------ TEXT PASSAGE ------

Studio album by John Beasley
- Released: September 8, 2009
- Studio: Bennett Studios (Englewood, New Jersey); Rising Jazz Stars Studios (Beverly Hills, California);
- Genre: Jazz
- Length: 49:00
- Label: Resonance
- Producer: George Klabin; Joe Donofrio;

John Beasley chronology
| Letter to Herbie | Positootly! |  |

= Positootly! =

Positootly! is an album by pianist John Beasley. The album was Beasley's second for Resonance Records, and featured an eclectic combination of styles, including jazz, soul jazz, bossa nova, and nuevo tango. In 2010, Positootly! was nominated for the Grammy Award for Best Jazz Instrumental Album, Individual or Group.

------ DATA PROVIDED ------

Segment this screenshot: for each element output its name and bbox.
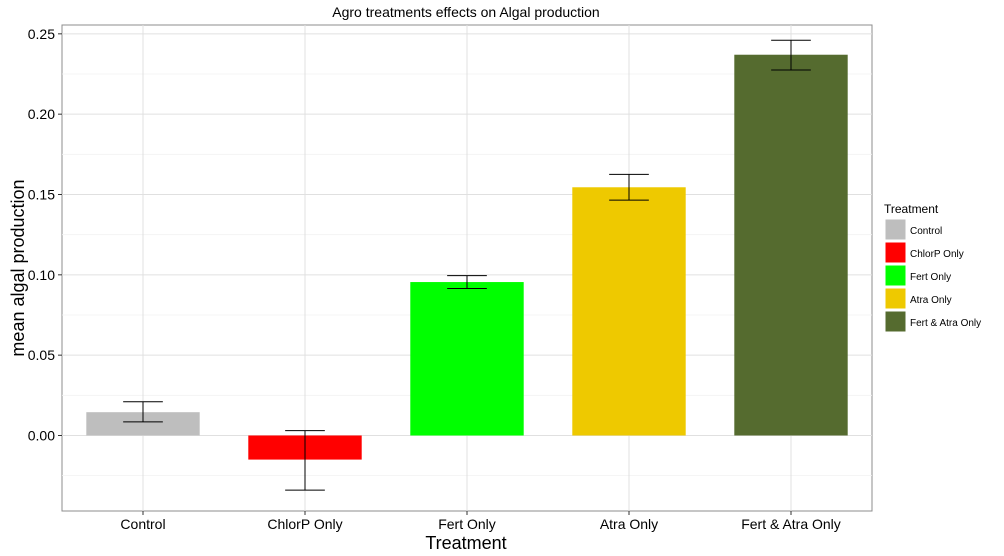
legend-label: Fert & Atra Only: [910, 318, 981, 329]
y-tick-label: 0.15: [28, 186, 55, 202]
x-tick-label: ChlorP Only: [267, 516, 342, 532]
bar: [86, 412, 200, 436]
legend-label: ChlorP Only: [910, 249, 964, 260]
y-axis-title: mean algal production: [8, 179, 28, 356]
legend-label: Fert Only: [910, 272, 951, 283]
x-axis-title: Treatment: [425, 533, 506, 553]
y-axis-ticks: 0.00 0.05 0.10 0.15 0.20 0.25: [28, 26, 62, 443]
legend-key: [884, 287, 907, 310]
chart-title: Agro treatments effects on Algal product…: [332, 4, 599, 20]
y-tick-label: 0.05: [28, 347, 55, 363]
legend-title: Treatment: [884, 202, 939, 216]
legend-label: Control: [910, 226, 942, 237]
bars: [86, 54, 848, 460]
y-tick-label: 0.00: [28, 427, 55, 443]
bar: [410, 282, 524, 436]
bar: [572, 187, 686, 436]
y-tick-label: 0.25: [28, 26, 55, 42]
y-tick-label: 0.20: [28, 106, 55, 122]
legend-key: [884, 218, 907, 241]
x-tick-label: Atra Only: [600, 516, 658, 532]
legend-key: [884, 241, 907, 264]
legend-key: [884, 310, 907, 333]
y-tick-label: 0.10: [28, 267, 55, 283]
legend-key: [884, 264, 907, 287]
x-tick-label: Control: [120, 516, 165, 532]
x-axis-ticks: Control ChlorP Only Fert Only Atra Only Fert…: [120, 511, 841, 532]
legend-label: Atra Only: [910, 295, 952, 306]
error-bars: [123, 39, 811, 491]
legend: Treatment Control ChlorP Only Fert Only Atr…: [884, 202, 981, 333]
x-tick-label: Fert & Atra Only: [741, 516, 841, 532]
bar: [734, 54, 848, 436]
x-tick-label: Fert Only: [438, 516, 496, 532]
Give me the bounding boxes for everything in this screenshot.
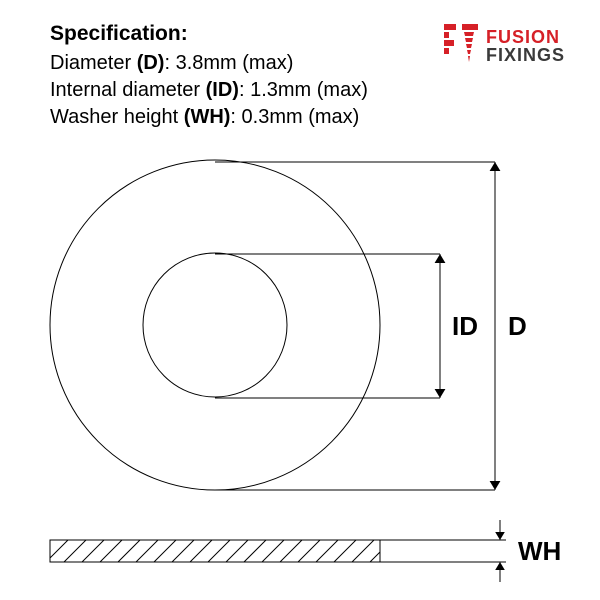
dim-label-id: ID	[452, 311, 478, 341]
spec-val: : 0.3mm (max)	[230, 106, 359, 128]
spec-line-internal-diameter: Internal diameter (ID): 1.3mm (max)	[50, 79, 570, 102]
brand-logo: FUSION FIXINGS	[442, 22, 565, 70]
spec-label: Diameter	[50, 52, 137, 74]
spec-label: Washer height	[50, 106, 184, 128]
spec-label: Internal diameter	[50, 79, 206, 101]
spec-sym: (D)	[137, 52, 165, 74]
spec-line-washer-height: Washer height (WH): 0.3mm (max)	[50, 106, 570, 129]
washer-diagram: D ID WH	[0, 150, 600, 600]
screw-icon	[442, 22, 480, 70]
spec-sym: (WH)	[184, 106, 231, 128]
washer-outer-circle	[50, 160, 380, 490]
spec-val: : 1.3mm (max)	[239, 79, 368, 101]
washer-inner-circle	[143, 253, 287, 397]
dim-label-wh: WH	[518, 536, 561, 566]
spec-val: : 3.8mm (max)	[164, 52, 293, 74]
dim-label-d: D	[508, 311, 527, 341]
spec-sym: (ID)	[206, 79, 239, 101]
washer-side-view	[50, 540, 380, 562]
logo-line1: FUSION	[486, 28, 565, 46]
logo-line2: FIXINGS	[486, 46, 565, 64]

------

→ EXERCISE REQUIREMENTS
Edit the album text between "Studio album by" and "Individual or Group.", inclusive, changing "eclectic" to "diverse" and keeping everything else the same. The records are not needed for any of this.

→ FINISHED EXERCISE
Studio album by John Beasley
- Released: September 8, 2009
- Studio: Bennett Studios (Englewood, New Jersey); Rising Jazz Stars Studios (Beverly Hills, California);
- Genre: Jazz
- Length: 49:00
- Label: Resonance
- Producer: George Klabin; Joe Donofrio;

John Beasley chronology
| Letter to Herbie | Positootly! |  |

= Positootly! =

Positootly! is an album by pianist John Beasley. The album was Beasley's second for Resonance Records, and featured an diverse combination of styles, including jazz, soul jazz, bossa nova, and nuevo tango. In 2010, Positootly! was nominated for the Grammy Award for Best Jazz Instrumental Album, Individual or Group.